For the data below, work out how many lines contain the word "examined" and supply only that number.

[Dataset items]

········

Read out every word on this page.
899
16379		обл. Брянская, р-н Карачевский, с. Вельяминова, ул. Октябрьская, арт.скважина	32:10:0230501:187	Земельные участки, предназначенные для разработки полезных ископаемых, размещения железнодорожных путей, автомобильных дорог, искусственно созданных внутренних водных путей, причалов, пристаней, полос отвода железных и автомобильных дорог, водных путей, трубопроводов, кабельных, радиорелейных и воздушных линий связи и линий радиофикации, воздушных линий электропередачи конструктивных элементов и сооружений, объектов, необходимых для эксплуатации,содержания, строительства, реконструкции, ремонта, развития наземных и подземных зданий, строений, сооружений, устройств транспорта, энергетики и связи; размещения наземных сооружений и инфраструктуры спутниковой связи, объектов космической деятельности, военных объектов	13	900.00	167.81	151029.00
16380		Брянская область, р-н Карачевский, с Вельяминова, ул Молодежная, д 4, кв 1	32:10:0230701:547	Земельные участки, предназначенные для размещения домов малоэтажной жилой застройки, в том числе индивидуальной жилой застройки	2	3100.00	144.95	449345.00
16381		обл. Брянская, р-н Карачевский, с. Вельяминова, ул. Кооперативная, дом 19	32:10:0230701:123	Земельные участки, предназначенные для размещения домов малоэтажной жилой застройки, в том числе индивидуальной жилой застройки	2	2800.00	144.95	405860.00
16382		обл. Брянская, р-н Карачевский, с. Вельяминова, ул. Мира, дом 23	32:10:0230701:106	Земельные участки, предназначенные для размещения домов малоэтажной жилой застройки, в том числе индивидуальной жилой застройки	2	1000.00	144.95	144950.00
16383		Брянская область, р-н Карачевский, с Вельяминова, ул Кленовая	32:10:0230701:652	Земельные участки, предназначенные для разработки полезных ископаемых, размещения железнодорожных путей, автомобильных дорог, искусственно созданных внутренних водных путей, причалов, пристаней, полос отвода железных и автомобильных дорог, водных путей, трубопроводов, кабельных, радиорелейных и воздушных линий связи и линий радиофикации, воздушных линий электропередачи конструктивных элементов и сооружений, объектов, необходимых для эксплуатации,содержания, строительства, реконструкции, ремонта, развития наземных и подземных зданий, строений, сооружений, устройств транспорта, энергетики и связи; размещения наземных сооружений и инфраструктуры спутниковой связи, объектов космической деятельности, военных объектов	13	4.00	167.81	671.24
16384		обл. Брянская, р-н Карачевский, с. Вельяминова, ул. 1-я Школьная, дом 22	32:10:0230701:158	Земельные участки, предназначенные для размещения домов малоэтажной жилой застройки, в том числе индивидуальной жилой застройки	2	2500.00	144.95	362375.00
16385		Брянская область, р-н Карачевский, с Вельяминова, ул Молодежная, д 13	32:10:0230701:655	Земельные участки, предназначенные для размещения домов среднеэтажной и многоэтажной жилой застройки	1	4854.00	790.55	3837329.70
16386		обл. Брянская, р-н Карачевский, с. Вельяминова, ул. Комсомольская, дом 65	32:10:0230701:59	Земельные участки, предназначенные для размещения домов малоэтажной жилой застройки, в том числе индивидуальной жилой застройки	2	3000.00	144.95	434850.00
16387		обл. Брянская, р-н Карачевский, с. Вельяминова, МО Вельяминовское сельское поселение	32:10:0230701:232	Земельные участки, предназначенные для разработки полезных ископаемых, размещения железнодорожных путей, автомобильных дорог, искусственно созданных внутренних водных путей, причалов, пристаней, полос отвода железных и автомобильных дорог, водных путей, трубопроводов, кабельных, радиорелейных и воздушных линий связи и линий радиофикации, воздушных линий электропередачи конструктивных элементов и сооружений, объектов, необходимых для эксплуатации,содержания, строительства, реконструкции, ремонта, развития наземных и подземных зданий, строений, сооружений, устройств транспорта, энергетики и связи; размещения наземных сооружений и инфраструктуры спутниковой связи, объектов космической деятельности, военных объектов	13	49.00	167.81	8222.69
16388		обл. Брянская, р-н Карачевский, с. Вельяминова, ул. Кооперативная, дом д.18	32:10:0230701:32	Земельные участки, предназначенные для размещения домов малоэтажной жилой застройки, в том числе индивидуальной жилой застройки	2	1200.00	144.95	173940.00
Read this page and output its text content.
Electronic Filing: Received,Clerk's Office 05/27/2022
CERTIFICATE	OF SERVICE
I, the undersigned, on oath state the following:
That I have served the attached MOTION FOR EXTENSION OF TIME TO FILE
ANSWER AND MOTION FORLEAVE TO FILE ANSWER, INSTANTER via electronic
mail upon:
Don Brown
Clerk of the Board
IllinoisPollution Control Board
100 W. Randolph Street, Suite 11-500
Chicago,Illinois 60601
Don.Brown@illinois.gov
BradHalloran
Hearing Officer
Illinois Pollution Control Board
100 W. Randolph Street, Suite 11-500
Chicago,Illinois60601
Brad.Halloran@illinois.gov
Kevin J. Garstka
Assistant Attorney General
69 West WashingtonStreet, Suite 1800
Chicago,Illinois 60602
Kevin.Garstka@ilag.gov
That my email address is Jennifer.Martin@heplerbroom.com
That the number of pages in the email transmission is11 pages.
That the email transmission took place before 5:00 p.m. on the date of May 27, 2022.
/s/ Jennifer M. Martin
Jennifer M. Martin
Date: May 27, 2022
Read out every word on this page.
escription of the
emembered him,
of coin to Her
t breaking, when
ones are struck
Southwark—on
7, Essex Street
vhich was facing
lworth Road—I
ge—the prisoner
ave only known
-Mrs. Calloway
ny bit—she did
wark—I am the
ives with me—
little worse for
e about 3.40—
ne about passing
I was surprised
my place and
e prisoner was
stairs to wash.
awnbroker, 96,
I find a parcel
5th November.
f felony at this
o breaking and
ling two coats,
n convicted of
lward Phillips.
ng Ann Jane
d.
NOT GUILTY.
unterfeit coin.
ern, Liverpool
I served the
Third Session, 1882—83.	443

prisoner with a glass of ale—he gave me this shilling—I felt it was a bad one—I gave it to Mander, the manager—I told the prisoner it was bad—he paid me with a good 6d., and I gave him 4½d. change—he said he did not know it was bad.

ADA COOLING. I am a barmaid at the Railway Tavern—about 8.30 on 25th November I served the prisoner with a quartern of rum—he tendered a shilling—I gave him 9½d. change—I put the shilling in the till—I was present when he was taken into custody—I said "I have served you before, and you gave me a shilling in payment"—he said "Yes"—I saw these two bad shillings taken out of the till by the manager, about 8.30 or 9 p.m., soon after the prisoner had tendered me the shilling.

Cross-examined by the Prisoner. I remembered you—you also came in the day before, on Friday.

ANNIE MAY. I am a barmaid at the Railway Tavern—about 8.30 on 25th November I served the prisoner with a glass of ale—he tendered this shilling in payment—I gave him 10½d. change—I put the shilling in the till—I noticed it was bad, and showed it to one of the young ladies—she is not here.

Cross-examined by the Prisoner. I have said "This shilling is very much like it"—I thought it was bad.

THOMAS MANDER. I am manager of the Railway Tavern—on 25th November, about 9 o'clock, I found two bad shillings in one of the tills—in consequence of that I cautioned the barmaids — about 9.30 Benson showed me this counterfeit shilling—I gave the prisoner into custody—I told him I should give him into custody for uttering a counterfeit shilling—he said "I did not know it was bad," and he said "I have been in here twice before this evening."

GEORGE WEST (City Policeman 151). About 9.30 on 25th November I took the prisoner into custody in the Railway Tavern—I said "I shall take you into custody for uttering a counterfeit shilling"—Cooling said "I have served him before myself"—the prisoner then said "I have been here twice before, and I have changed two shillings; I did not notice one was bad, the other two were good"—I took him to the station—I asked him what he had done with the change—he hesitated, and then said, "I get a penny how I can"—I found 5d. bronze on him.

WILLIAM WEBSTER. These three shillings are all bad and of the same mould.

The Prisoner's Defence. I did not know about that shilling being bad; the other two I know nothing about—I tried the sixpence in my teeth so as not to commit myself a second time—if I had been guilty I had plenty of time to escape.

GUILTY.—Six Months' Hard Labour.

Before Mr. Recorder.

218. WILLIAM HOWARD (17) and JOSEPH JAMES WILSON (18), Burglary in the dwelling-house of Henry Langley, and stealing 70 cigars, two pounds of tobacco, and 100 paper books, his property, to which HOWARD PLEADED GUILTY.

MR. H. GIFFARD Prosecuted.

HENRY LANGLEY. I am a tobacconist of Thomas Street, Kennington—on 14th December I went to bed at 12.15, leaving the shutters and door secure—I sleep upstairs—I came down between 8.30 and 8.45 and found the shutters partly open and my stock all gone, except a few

········

- **Answer**
2